▶ **Goal**
Copy the data word for word, from its first line through the line that contains "colorbar-bin bbox=[839, 815, 873, 825]".

-- Provided material start --

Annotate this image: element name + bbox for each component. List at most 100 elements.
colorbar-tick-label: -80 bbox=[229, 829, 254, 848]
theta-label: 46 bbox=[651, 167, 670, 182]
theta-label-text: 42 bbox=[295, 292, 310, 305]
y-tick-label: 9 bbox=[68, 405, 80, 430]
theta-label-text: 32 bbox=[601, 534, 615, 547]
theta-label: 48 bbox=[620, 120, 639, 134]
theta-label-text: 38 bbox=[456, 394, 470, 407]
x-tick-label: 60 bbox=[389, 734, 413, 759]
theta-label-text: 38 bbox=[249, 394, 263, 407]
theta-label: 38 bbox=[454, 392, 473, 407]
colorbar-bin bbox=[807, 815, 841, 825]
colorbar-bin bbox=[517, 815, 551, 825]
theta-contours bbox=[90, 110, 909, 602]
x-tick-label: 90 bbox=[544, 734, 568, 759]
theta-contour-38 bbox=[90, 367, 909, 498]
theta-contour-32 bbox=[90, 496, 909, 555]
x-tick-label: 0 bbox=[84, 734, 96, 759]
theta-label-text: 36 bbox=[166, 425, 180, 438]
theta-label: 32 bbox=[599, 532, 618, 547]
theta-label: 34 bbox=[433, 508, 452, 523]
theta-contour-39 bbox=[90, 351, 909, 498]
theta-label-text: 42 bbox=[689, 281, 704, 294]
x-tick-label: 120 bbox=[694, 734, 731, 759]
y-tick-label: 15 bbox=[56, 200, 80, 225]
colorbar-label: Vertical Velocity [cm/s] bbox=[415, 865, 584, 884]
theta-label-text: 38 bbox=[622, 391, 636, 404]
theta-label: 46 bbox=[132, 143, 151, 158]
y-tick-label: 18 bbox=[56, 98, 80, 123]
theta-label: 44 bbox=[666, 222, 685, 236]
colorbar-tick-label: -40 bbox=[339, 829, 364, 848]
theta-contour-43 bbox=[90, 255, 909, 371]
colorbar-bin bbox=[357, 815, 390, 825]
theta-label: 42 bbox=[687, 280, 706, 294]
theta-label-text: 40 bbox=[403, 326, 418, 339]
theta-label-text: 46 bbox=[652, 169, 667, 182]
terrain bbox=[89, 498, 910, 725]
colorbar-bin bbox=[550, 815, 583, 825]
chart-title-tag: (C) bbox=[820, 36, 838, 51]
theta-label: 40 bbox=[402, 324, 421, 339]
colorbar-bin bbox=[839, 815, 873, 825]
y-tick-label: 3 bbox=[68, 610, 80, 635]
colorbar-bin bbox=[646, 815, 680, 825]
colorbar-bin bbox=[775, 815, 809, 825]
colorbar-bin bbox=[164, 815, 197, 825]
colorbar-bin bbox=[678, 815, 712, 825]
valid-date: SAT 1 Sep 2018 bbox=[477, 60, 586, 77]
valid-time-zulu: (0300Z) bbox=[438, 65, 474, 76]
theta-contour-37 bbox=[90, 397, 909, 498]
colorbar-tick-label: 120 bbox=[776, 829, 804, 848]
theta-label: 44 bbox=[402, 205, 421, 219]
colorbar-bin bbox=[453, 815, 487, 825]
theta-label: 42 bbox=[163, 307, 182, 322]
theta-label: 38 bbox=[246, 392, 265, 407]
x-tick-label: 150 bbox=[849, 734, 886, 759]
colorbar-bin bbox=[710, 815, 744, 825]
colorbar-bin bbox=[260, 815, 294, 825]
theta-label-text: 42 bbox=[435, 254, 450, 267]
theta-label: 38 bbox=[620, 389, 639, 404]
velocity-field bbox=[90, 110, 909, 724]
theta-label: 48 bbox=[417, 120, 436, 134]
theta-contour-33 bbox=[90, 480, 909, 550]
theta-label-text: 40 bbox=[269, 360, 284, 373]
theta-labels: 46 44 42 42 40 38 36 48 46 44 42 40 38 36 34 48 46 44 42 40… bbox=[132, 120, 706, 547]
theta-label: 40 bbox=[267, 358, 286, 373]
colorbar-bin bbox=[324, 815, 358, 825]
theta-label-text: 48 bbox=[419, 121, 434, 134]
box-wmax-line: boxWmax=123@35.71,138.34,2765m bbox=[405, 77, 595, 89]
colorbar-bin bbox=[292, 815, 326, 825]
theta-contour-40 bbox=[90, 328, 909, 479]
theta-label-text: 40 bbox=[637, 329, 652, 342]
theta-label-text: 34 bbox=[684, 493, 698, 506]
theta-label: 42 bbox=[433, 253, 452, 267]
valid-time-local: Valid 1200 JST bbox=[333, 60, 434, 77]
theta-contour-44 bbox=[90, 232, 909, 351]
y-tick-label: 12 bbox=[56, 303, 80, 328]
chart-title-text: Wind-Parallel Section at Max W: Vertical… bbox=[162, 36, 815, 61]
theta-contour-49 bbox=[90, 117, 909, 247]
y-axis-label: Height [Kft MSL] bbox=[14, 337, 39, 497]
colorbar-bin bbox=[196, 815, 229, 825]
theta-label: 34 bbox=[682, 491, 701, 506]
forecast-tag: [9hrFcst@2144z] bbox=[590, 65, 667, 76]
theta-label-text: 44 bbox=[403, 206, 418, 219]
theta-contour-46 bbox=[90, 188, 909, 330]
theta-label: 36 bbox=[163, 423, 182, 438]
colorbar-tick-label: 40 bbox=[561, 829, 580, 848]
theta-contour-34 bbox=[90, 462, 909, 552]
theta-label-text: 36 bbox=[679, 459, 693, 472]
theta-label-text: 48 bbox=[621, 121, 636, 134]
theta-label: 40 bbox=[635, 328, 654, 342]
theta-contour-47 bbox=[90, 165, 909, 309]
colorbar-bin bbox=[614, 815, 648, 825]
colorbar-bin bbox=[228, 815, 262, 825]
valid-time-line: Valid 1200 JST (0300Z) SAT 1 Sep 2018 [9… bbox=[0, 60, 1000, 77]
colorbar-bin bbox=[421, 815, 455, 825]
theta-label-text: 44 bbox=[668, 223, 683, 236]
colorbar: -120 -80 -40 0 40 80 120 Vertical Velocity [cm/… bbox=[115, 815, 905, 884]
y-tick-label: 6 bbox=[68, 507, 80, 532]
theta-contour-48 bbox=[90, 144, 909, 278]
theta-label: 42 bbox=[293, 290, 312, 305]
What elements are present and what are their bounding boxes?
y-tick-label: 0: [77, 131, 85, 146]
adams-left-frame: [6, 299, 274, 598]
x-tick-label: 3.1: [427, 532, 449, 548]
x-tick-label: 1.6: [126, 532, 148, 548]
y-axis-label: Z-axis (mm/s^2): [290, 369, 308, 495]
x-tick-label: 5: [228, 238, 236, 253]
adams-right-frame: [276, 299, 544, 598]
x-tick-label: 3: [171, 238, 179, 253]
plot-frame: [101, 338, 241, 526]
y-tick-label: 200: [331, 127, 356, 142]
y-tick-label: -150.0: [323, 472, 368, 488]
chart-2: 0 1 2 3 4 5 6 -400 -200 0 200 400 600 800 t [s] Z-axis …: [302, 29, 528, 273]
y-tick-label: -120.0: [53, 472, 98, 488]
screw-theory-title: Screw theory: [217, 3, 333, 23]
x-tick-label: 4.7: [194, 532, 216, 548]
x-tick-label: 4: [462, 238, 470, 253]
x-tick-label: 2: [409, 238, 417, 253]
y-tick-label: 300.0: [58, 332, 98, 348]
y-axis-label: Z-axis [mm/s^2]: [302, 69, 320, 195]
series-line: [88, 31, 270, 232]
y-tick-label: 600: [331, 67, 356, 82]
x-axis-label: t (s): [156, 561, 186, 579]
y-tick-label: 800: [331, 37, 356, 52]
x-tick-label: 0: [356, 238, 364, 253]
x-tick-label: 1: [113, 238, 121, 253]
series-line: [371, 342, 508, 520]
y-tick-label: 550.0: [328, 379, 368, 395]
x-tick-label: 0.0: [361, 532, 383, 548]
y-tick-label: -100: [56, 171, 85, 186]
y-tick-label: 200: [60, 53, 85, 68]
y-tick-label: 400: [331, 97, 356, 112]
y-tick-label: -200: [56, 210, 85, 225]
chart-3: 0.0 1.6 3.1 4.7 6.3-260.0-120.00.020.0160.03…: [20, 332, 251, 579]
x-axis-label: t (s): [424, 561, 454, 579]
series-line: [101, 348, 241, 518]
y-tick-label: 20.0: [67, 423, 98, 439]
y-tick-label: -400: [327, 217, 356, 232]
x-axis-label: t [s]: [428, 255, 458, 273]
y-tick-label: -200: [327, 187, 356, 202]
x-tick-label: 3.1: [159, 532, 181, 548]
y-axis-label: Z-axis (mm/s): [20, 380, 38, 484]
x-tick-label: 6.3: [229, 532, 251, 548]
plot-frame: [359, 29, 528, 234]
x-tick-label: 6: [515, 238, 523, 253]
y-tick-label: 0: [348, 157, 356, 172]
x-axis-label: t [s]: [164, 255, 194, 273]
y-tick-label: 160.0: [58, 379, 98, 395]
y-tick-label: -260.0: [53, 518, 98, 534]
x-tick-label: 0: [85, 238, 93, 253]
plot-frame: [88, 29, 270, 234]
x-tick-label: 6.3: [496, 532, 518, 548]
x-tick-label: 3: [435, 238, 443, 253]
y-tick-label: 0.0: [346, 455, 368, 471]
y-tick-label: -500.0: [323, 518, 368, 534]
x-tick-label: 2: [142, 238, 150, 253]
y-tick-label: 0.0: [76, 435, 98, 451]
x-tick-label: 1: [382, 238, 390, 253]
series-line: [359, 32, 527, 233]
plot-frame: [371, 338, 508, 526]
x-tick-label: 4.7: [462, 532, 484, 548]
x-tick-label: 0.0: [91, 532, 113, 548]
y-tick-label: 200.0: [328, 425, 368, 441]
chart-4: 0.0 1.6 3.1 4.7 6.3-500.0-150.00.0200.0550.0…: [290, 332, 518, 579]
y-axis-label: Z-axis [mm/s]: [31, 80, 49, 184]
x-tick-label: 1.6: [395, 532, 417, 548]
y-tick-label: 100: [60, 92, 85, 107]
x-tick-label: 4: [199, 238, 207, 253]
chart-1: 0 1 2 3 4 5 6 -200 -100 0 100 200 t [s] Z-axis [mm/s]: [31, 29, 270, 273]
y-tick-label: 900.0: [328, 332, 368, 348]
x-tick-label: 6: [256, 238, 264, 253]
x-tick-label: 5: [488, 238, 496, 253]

-- Provided material end --

▶ **Written reply**
Annotate this image: element name + bbox for each component. List at most 100 elements.
colorbar-tick-label: -80 bbox=[229, 829, 254, 848]
theta-label: 46 bbox=[651, 167, 670, 182]
theta-label-text: 42 bbox=[295, 292, 310, 305]
y-tick-label: 9 bbox=[68, 405, 80, 430]
theta-label-text: 32 bbox=[601, 534, 615, 547]
theta-label: 48 bbox=[620, 120, 639, 134]
theta-label-text: 38 bbox=[456, 394, 470, 407]
x-tick-label: 60 bbox=[389, 734, 413, 759]
theta-label-text: 38 bbox=[249, 394, 263, 407]
theta-label: 38 bbox=[454, 392, 473, 407]
colorbar-bin bbox=[807, 815, 841, 825]
colorbar-bin bbox=[517, 815, 551, 825]
theta-contours bbox=[90, 110, 909, 602]
x-tick-label: 90 bbox=[544, 734, 568, 759]
theta-contour-38 bbox=[90, 367, 909, 498]
theta-contour-32 bbox=[90, 496, 909, 555]
x-tick-label: 0 bbox=[84, 734, 96, 759]
theta-label-text: 36 bbox=[166, 425, 180, 438]
theta-label: 32 bbox=[599, 532, 618, 547]
theta-label: 34 bbox=[433, 508, 452, 523]
theta-contour-39 bbox=[90, 351, 909, 498]
theta-label-text: 42 bbox=[689, 281, 704, 294]
x-tick-label: 120 bbox=[694, 734, 731, 759]
y-tick-label: 15 bbox=[56, 200, 80, 225]
colorbar-label: Vertical Velocity [cm/s] bbox=[415, 865, 584, 884]
theta-label-text: 38 bbox=[622, 391, 636, 404]
theta-label: 46 bbox=[132, 143, 151, 158]
y-tick-label: 18 bbox=[56, 98, 80, 123]
theta-label: 44 bbox=[666, 222, 685, 236]
colorbar-tick-label: -40 bbox=[339, 829, 364, 848]
theta-contour-43 bbox=[90, 255, 909, 371]
colorbar-bin bbox=[357, 815, 390, 825]
theta-label: 42 bbox=[687, 280, 706, 294]
theta-label-text: 40 bbox=[403, 326, 418, 339]
theta-label-text: 46 bbox=[652, 169, 667, 182]
terrain bbox=[89, 498, 910, 725]
colorbar-bin bbox=[550, 815, 583, 825]
chart-title-tag: (C) bbox=[820, 36, 838, 51]
theta-label: 40 bbox=[402, 324, 421, 339]
colorbar-bin bbox=[839, 815, 873, 825]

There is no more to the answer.